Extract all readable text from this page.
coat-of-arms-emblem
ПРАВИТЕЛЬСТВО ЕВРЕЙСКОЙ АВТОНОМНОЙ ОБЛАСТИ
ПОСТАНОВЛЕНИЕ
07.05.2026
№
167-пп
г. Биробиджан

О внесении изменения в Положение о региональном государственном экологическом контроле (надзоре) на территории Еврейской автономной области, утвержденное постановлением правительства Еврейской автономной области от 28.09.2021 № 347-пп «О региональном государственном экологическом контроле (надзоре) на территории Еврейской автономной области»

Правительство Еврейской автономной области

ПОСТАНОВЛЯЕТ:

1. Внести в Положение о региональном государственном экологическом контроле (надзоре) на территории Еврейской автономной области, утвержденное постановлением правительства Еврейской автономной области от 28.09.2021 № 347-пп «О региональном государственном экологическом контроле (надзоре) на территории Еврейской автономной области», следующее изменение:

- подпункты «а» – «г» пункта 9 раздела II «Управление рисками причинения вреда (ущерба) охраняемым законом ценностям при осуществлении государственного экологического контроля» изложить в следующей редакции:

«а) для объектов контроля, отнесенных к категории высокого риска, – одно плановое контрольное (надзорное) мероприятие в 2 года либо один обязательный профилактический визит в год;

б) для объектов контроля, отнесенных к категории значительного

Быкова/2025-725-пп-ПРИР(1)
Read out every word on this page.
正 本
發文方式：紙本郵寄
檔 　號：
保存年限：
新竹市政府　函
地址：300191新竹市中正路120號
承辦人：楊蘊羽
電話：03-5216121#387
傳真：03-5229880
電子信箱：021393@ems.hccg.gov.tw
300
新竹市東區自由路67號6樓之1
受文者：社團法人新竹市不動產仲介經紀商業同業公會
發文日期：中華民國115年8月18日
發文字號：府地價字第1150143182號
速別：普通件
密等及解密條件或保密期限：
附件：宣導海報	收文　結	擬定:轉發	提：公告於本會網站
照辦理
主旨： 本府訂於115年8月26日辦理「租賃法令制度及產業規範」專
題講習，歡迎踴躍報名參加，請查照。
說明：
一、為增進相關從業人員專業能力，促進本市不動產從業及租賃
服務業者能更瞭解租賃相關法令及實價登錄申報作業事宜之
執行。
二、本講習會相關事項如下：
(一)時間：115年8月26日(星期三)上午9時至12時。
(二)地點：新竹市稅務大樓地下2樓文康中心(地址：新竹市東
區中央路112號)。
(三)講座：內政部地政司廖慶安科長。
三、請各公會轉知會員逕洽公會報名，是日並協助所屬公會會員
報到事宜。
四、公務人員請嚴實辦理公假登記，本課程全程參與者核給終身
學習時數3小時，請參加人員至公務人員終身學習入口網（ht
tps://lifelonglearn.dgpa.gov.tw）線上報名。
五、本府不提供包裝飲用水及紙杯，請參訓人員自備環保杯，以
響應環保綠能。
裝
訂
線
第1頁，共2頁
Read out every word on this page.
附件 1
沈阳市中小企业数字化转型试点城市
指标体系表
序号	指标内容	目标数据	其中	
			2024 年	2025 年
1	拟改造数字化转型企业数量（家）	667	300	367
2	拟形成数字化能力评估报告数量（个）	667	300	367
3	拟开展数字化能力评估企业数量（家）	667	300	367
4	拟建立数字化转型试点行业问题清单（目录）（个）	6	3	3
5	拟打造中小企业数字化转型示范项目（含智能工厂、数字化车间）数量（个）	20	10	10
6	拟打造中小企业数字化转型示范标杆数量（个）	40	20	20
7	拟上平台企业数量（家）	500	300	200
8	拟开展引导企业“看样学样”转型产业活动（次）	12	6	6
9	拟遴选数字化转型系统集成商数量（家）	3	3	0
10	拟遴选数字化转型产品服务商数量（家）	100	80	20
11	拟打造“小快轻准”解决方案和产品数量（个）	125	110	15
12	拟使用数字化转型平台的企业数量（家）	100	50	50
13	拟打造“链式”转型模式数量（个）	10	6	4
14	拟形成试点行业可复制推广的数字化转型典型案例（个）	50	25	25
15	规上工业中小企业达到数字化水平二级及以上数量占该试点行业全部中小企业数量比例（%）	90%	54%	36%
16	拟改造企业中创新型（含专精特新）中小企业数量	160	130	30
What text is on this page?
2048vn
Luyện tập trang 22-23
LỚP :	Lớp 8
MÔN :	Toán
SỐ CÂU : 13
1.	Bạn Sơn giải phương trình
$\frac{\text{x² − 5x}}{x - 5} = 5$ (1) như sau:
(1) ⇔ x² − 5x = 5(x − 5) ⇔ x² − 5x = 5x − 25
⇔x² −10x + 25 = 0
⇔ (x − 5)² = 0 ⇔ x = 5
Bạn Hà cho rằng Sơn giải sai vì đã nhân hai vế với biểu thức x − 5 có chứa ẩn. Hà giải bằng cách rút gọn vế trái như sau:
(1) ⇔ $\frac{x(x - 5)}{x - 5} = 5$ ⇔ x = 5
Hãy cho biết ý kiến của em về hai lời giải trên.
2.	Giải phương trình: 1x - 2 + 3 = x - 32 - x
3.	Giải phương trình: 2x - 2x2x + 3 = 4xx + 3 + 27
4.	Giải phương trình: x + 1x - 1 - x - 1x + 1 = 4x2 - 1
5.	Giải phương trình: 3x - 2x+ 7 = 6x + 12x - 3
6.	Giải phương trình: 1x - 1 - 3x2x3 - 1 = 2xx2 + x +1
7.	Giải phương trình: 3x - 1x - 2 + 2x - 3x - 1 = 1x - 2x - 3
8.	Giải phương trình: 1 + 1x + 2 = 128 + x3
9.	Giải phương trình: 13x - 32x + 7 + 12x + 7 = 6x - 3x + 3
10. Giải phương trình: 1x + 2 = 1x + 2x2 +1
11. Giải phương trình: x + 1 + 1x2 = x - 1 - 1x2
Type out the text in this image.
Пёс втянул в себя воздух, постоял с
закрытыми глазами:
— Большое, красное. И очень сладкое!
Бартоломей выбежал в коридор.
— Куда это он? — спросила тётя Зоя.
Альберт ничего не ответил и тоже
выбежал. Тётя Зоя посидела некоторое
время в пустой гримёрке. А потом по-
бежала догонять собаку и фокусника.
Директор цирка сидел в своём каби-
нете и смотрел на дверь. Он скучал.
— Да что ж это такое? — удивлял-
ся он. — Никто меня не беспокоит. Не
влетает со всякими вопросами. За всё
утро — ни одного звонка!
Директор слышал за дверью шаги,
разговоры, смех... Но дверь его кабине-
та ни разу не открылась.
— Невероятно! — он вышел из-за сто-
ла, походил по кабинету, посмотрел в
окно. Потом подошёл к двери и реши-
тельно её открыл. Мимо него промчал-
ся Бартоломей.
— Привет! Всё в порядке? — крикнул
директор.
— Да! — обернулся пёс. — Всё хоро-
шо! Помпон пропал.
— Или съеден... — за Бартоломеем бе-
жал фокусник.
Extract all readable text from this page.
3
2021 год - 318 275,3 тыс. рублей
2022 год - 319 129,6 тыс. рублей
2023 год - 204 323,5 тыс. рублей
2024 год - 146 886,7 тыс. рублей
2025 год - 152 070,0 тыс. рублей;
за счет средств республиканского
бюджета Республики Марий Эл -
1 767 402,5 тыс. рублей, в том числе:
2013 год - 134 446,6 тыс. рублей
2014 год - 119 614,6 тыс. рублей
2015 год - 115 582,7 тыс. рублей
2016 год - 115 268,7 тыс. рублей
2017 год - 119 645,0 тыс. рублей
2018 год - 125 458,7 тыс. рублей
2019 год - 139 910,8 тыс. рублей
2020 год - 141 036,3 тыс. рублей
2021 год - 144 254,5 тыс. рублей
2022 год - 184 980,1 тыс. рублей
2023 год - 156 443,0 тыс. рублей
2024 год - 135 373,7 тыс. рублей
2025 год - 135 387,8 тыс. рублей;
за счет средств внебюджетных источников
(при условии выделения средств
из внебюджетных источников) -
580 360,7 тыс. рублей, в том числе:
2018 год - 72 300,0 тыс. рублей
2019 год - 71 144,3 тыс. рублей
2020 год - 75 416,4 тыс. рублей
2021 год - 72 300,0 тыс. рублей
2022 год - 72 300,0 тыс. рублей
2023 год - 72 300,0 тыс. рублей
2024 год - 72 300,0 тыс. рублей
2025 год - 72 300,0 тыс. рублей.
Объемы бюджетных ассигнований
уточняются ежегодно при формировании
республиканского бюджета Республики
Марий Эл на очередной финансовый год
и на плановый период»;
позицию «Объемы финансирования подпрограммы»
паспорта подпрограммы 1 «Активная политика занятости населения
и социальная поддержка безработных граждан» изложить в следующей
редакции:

__WHAT NEEDS TO BE DONE__: Look through the records and gather every line containing "региональном".

__ANSWER IN FULL__:
О внесении изменения в Положение о региональном государственном экологическом контроле (надзоре) на территории Еврейской автономной области, утвержденное постановлением правительства Еврейской автономной области от 28.09.2021 № 347-пп «О региональном государственном экологическом контроле (надзоре) на территории Еврейской автономной области»
1. Внести в Положение о региональном государственном экологическом контроле (надзоре) на территории Еврейской автономной области, утвержденное постановлением правительства Еврейской автономной области от 28.09.2021 № 347-пп «О региональном государственном экологическом контроле (надзоре) на территории Еврейской автономной области», следующее изменение:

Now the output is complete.